Aim of the task: The records below are to be quoted in full; please keep every word exact.

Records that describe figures
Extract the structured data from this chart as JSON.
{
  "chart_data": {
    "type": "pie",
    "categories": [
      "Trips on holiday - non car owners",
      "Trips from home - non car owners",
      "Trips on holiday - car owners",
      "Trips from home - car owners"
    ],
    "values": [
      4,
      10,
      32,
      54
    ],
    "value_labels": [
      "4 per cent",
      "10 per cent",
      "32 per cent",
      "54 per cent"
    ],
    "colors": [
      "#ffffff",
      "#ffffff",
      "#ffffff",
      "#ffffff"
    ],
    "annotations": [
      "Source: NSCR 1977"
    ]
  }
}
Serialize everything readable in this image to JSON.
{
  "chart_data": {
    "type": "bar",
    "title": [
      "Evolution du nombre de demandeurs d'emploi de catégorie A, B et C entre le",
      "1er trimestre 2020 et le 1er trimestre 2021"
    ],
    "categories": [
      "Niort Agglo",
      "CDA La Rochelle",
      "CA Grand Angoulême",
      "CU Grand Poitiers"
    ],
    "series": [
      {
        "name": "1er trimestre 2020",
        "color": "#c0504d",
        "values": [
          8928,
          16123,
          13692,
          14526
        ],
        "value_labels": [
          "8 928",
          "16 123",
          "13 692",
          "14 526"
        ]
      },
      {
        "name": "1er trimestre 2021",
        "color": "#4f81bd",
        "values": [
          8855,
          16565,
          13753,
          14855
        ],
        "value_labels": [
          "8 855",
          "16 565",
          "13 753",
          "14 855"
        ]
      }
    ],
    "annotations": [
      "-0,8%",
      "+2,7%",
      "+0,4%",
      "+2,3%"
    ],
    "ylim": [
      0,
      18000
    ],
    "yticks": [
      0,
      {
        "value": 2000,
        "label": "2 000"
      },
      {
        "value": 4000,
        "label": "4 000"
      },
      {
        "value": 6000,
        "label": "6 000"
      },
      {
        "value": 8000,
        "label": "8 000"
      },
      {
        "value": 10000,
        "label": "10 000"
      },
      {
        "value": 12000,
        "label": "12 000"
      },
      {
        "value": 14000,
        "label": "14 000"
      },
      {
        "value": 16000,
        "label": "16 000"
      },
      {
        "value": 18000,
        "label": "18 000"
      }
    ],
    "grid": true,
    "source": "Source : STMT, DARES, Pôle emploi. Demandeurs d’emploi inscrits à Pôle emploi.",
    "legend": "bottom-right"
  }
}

Answer to this exercise:
Extract the structured data from this chart as JSON.
{
  "chart_data": {
    "type": "pie",
    "categories": [
      "Trips on holiday - non car owners",
      "Trips from home - non car owners",
      "Trips on holiday - car owners",
      "Trips from home - car owners"
    ],
    "values": [
      4,
      10,
      32,
      54
    ],
    "value_labels": [
      "4 per cent",
      "10 per cent",
      "32 per cent",
      "54 per cent"
    ],
    "colors": [
      "#ffffff",
      "#ffffff",
      "#ffffff",
      "#ffffff"
    ],
    "annotations": [
      "Source: NSCR 1977"
    ]
  }
}
Serialize everything readable in this image to JSON.
{
  "chart_data": {
    "type": "bar",
    "title": [
      "Evolution du nombre de demandeurs d'emploi de catégorie A, B et C entre le",
      "1er trimestre 2020 et le 1er trimestre 2021"
    ],
    "categories": [
      "Niort Agglo",
      "CDA La Rochelle",
      "CA Grand Angoulême",
      "CU Grand Poitiers"
    ],
    "series": [
      {
        "name": "1er trimestre 2020",
        "color": "#c0504d",
        "values": [
          8928,
          16123,
          13692,
          14526
        ],
        "value_labels": [
          "8 928",
          "16 123",
          "13 692",
          "14 526"
        ]
      },
      {
        "name": "1er trimestre 2021",
        "color": "#4f81bd",
        "values": [
          8855,
          16565,
          13753,
          14855
        ],
        "value_labels": [
          "8 855",
          "16 565",
          "13 753",
          "14 855"
        ]
      }
    ],
    "annotations": [
      "-0,8%",
      "+2,7%",
      "+0,4%",
      "+2,3%"
    ],
    "ylim": [
      0,
      18000
    ],
    "yticks": [
      0,
      {
        "value": 2000,
        "label": "2 000"
      },
      {
        "value": 4000,
        "label": "4 000"
      },
      {
        "value": 6000,
        "label": "6 000"
      },
      {
        "value": 8000,
        "label": "8 000"
      },
      {
        "value": 10000,
        "label": "10 000"
      },
      {
        "value": 12000,
        "label": "12 000"
      },
      {
        "value": 14000,
        "label": "14 000"
      },
      {
        "value": 16000,
        "label": "16 000"
      },
      {
        "value": 18000,
        "label": "18 000"
      }
    ],
    "grid": true,
    "source": "Source : STMT, DARES, Pôle emploi. Demandeurs d’emploi inscrits à Pôle emploi.",
    "legend": "bottom-right"
  }
}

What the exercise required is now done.